Set task →
Lines holding the string "color" are the ones to copy; find them all in the data.

-- begin Supplied data --

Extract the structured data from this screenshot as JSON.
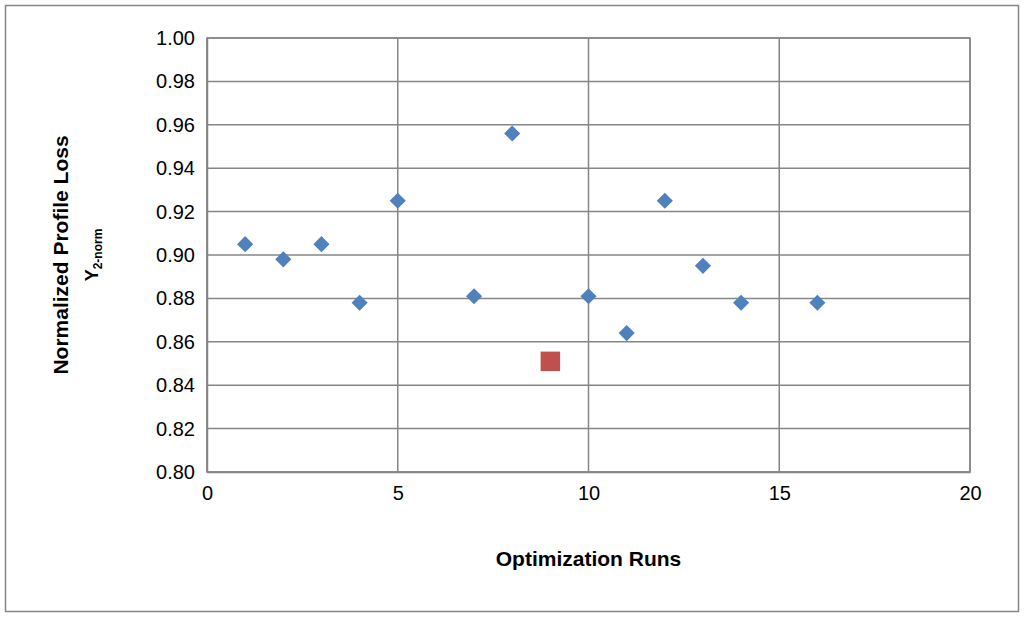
{
  "chart_data": {
    "type": "scatter",
    "xlabel": "Optimization Runs",
    "ylabel": "Normalized Profile Loss",
    "ylabel_symbol": "Y",
    "ylabel_subscript": "2-norm",
    "xlim": [
      0,
      20
    ],
    "xticks": [
      0,
      5,
      10,
      15,
      20
    ],
    "ylim": [
      0.8,
      1
    ],
    "yticks": [
      {
        "value": 0.8,
        "label": "0.80"
      },
      {
        "value": 0.82,
        "label": "0.82"
      },
      {
        "value": 0.84,
        "label": "0.84"
      },
      {
        "value": 0.86,
        "label": "0.86"
      },
      {
        "value": 0.88,
        "label": "0.88"
      },
      {
        "value": 0.9,
        "label": "0.90"
      },
      {
        "value": 0.92,
        "label": "0.92"
      },
      {
        "value": 0.94,
        "label": "0.94"
      },
      {
        "value": 0.96,
        "label": "0.96"
      },
      {
        "value": 0.98,
        "label": "0.98"
      },
      {
        "value": 1,
        "label": "1.00"
      }
    ],
    "grid": true,
    "series": [
      {
        "color": "#4f81bd",
        "marker": "diamond",
        "x": [
          1,
          2,
          3,
          4,
          5,
          7,
          8,
          10,
          11,
          12,
          13,
          14,
          16
        ],
        "values": [
          0.905,
          0.898,
          0.905,
          0.878,
          0.925,
          0.881,
          0.956,
          0.881,
          0.864,
          0.925,
          0.895,
          0.878,
          0.878
        ]
      },
      {
        "color": "#c0504d",
        "marker": "square",
        "x": [
          9
        ],
        "values": [
          0.851
        ]
      }
    ]
  }
}
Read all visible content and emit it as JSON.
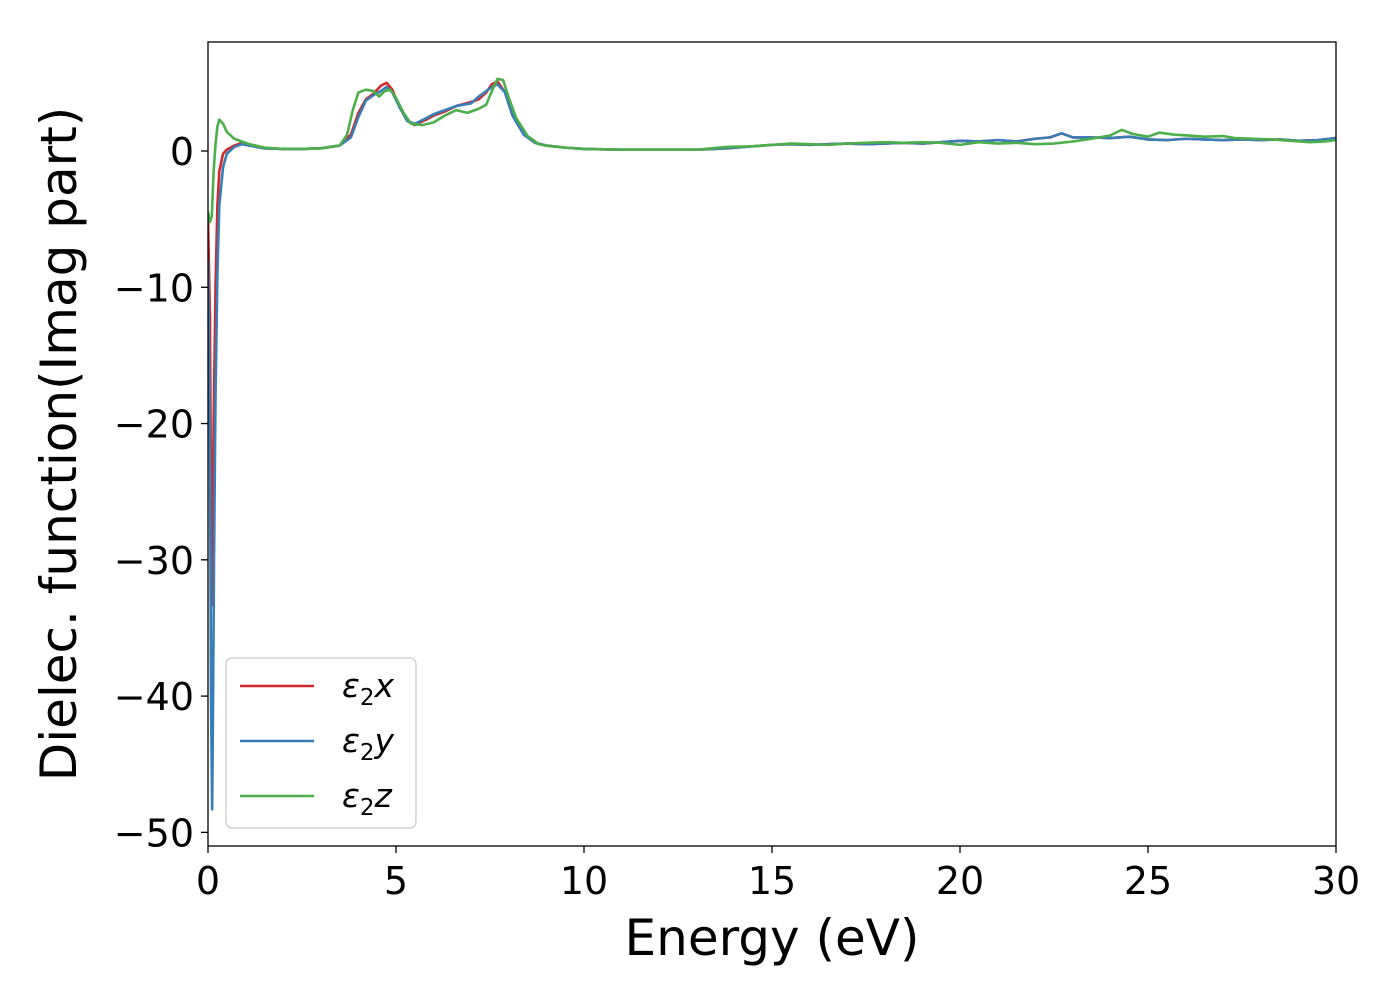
{
  "chart_data": {
    "type": "line",
    "title": "",
    "xlabel": "Energy (eV)",
    "ylabel": "Dielec. function(Imag part)",
    "xlim": [
      0,
      30
    ],
    "ylim": [
      -51,
      8
    ],
    "xticks": [
      0,
      5,
      10,
      15,
      20,
      25,
      30
    ],
    "yticks": [
      -50,
      -40,
      -30,
      -20,
      -10,
      0
    ],
    "xtick_labels": [
      "0",
      "5",
      "10",
      "15",
      "20",
      "25",
      "30"
    ],
    "ytick_labels": [
      "−50",
      "−40",
      "−30",
      "−20",
      "−10",
      "0"
    ],
    "grid": false,
    "legend": {
      "placement": "lower-left",
      "entries": [
        {
          "base": "ε",
          "sub": "2",
          "suffix": "x"
        },
        {
          "base": "ε",
          "sub": "2",
          "suffix": "y"
        },
        {
          "base": "ε",
          "sub": "2",
          "suffix": "z"
        }
      ]
    },
    "series": [
      {
        "name": "ε2x",
        "color": "#d62728",
        "points": [
          [
            0.0,
            -5
          ],
          [
            0.05,
            -12
          ],
          [
            0.08,
            -25
          ],
          [
            0.1,
            -33.3
          ],
          [
            0.12,
            -28
          ],
          [
            0.15,
            -20
          ],
          [
            0.2,
            -10
          ],
          [
            0.25,
            -4
          ],
          [
            0.3,
            -1.5
          ],
          [
            0.4,
            -0.2
          ],
          [
            0.5,
            0.1
          ],
          [
            0.7,
            0.4
          ],
          [
            0.9,
            0.6
          ],
          [
            1.1,
            0.4
          ],
          [
            1.5,
            0.2
          ],
          [
            2.0,
            0.15
          ],
          [
            2.5,
            0.15
          ],
          [
            3.0,
            0.2
          ],
          [
            3.5,
            0.4
          ],
          [
            3.8,
            1.2
          ],
          [
            4.0,
            2.8
          ],
          [
            4.2,
            3.8
          ],
          [
            4.4,
            4.2
          ],
          [
            4.6,
            4.8
          ],
          [
            4.75,
            5.0
          ],
          [
            4.9,
            4.5
          ],
          [
            5.1,
            3.2
          ],
          [
            5.3,
            2.2
          ],
          [
            5.5,
            1.9
          ],
          [
            5.8,
            2.3
          ],
          [
            6.0,
            2.6
          ],
          [
            6.3,
            2.9
          ],
          [
            6.6,
            3.3
          ],
          [
            7.0,
            3.6
          ],
          [
            7.2,
            3.8
          ],
          [
            7.4,
            4.3
          ],
          [
            7.55,
            4.9
          ],
          [
            7.7,
            5.1
          ],
          [
            7.9,
            4.3
          ],
          [
            8.1,
            2.6
          ],
          [
            8.4,
            1.2
          ],
          [
            8.7,
            0.6
          ],
          [
            9.0,
            0.4
          ],
          [
            9.5,
            0.25
          ],
          [
            10.0,
            0.15
          ],
          [
            11.0,
            0.1
          ],
          [
            12.0,
            0.1
          ],
          [
            13.0,
            0.1
          ],
          [
            13.8,
            0.2
          ],
          [
            14.5,
            0.35
          ],
          [
            15.0,
            0.45
          ],
          [
            15.5,
            0.5
          ],
          [
            16.0,
            0.45
          ],
          [
            16.5,
            0.5
          ],
          [
            17.0,
            0.55
          ],
          [
            17.5,
            0.5
          ],
          [
            18.0,
            0.55
          ],
          [
            18.5,
            0.6
          ],
          [
            19.0,
            0.55
          ],
          [
            19.5,
            0.65
          ],
          [
            20.0,
            0.75
          ],
          [
            20.5,
            0.7
          ],
          [
            21.0,
            0.8
          ],
          [
            21.5,
            0.7
          ],
          [
            22.0,
            0.9
          ],
          [
            22.4,
            1.0
          ],
          [
            22.7,
            1.3
          ],
          [
            23.0,
            1.0
          ],
          [
            23.5,
            1.0
          ],
          [
            24.0,
            0.95
          ],
          [
            24.5,
            1.05
          ],
          [
            25.0,
            0.85
          ],
          [
            25.5,
            0.8
          ],
          [
            26.0,
            0.9
          ],
          [
            26.5,
            0.85
          ],
          [
            27.0,
            0.8
          ],
          [
            27.5,
            0.85
          ],
          [
            28.0,
            0.8
          ],
          [
            28.5,
            0.85
          ],
          [
            29.0,
            0.75
          ],
          [
            29.5,
            0.8
          ],
          [
            30.0,
            0.95
          ]
        ]
      },
      {
        "name": "ε2y",
        "color": "#377eb8",
        "points": [
          [
            0.0,
            -8
          ],
          [
            0.05,
            -20
          ],
          [
            0.08,
            -40
          ],
          [
            0.11,
            -48.3
          ],
          [
            0.13,
            -42
          ],
          [
            0.16,
            -30
          ],
          [
            0.2,
            -18
          ],
          [
            0.25,
            -9
          ],
          [
            0.3,
            -4
          ],
          [
            0.4,
            -1.2
          ],
          [
            0.5,
            -0.2
          ],
          [
            0.7,
            0.3
          ],
          [
            0.9,
            0.5
          ],
          [
            1.1,
            0.4
          ],
          [
            1.5,
            0.2
          ],
          [
            2.0,
            0.15
          ],
          [
            2.5,
            0.15
          ],
          [
            3.0,
            0.2
          ],
          [
            3.5,
            0.4
          ],
          [
            3.8,
            1.0
          ],
          [
            4.0,
            2.5
          ],
          [
            4.2,
            3.7
          ],
          [
            4.4,
            4.1
          ],
          [
            4.6,
            4.4
          ],
          [
            4.75,
            4.7
          ],
          [
            4.9,
            4.3
          ],
          [
            5.1,
            3.2
          ],
          [
            5.3,
            2.2
          ],
          [
            5.5,
            2.0
          ],
          [
            5.8,
            2.4
          ],
          [
            6.0,
            2.7
          ],
          [
            6.3,
            3.0
          ],
          [
            6.6,
            3.3
          ],
          [
            7.0,
            3.5
          ],
          [
            7.2,
            4.0
          ],
          [
            7.4,
            4.4
          ],
          [
            7.55,
            4.7
          ],
          [
            7.7,
            4.9
          ],
          [
            7.9,
            4.3
          ],
          [
            8.1,
            2.6
          ],
          [
            8.4,
            1.2
          ],
          [
            8.7,
            0.6
          ],
          [
            9.0,
            0.4
          ],
          [
            9.5,
            0.25
          ],
          [
            10.0,
            0.15
          ],
          [
            11.0,
            0.1
          ],
          [
            12.0,
            0.1
          ],
          [
            13.0,
            0.1
          ],
          [
            13.8,
            0.2
          ],
          [
            14.5,
            0.35
          ],
          [
            15.0,
            0.45
          ],
          [
            15.5,
            0.5
          ],
          [
            16.0,
            0.45
          ],
          [
            16.5,
            0.5
          ],
          [
            17.0,
            0.55
          ],
          [
            17.5,
            0.5
          ],
          [
            18.0,
            0.55
          ],
          [
            18.5,
            0.6
          ],
          [
            19.0,
            0.55
          ],
          [
            19.5,
            0.65
          ],
          [
            20.0,
            0.75
          ],
          [
            20.5,
            0.7
          ],
          [
            21.0,
            0.8
          ],
          [
            21.5,
            0.7
          ],
          [
            22.0,
            0.9
          ],
          [
            22.4,
            1.0
          ],
          [
            22.7,
            1.3
          ],
          [
            23.0,
            1.0
          ],
          [
            23.5,
            1.0
          ],
          [
            24.0,
            0.95
          ],
          [
            24.5,
            1.05
          ],
          [
            25.0,
            0.85
          ],
          [
            25.5,
            0.8
          ],
          [
            26.0,
            0.9
          ],
          [
            26.5,
            0.85
          ],
          [
            27.0,
            0.8
          ],
          [
            27.5,
            0.85
          ],
          [
            28.0,
            0.8
          ],
          [
            28.5,
            0.85
          ],
          [
            29.0,
            0.75
          ],
          [
            29.5,
            0.8
          ],
          [
            30.0,
            0.95
          ]
        ]
      },
      {
        "name": "ε2z",
        "color": "#4daf4a",
        "points": [
          [
            0.0,
            -4.5
          ],
          [
            0.05,
            -5.2
          ],
          [
            0.1,
            -4.8
          ],
          [
            0.15,
            -1.5
          ],
          [
            0.2,
            0.5
          ],
          [
            0.25,
            1.8
          ],
          [
            0.3,
            2.3
          ],
          [
            0.4,
            2.0
          ],
          [
            0.5,
            1.4
          ],
          [
            0.7,
            0.9
          ],
          [
            0.9,
            0.7
          ],
          [
            1.1,
            0.5
          ],
          [
            1.5,
            0.25
          ],
          [
            2.0,
            0.15
          ],
          [
            2.5,
            0.15
          ],
          [
            3.0,
            0.2
          ],
          [
            3.5,
            0.4
          ],
          [
            3.7,
            1.2
          ],
          [
            3.85,
            3.0
          ],
          [
            4.0,
            4.3
          ],
          [
            4.2,
            4.5
          ],
          [
            4.4,
            4.4
          ],
          [
            4.55,
            4.0
          ],
          [
            4.7,
            4.4
          ],
          [
            4.85,
            4.5
          ],
          [
            5.0,
            3.9
          ],
          [
            5.2,
            2.8
          ],
          [
            5.4,
            2.0
          ],
          [
            5.7,
            1.9
          ],
          [
            6.0,
            2.1
          ],
          [
            6.3,
            2.6
          ],
          [
            6.6,
            3.0
          ],
          [
            6.9,
            2.8
          ],
          [
            7.2,
            3.1
          ],
          [
            7.4,
            3.4
          ],
          [
            7.55,
            4.4
          ],
          [
            7.7,
            5.3
          ],
          [
            7.85,
            5.2
          ],
          [
            8.0,
            3.9
          ],
          [
            8.2,
            2.4
          ],
          [
            8.5,
            1.1
          ],
          [
            8.8,
            0.5
          ],
          [
            9.1,
            0.35
          ],
          [
            9.5,
            0.25
          ],
          [
            10.0,
            0.15
          ],
          [
            11.0,
            0.1
          ],
          [
            12.0,
            0.1
          ],
          [
            13.0,
            0.1
          ],
          [
            13.8,
            0.3
          ],
          [
            14.5,
            0.35
          ],
          [
            15.0,
            0.45
          ],
          [
            15.5,
            0.55
          ],
          [
            16.0,
            0.5
          ],
          [
            16.5,
            0.45
          ],
          [
            17.0,
            0.55
          ],
          [
            17.5,
            0.6
          ],
          [
            18.0,
            0.65
          ],
          [
            18.5,
            0.6
          ],
          [
            19.0,
            0.65
          ],
          [
            19.5,
            0.6
          ],
          [
            20.0,
            0.45
          ],
          [
            20.5,
            0.65
          ],
          [
            21.0,
            0.55
          ],
          [
            21.5,
            0.6
          ],
          [
            22.0,
            0.5
          ],
          [
            22.5,
            0.55
          ],
          [
            23.0,
            0.7
          ],
          [
            23.5,
            0.9
          ],
          [
            24.0,
            1.15
          ],
          [
            24.3,
            1.55
          ],
          [
            24.6,
            1.25
          ],
          [
            25.0,
            1.05
          ],
          [
            25.3,
            1.35
          ],
          [
            25.7,
            1.2
          ],
          [
            26.0,
            1.15
          ],
          [
            26.5,
            1.05
          ],
          [
            27.0,
            1.1
          ],
          [
            27.3,
            0.95
          ],
          [
            27.8,
            0.9
          ],
          [
            28.3,
            0.85
          ],
          [
            28.8,
            0.75
          ],
          [
            29.3,
            0.65
          ],
          [
            29.7,
            0.7
          ],
          [
            30.0,
            0.8
          ]
        ]
      }
    ]
  }
}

-- end Supplied data --

Finished task →
        "color": "#4f81bd",
        "color": "#c0504d",
        "color": "#d62728",
        "color": "#377eb8",
        "color": "#4daf4a",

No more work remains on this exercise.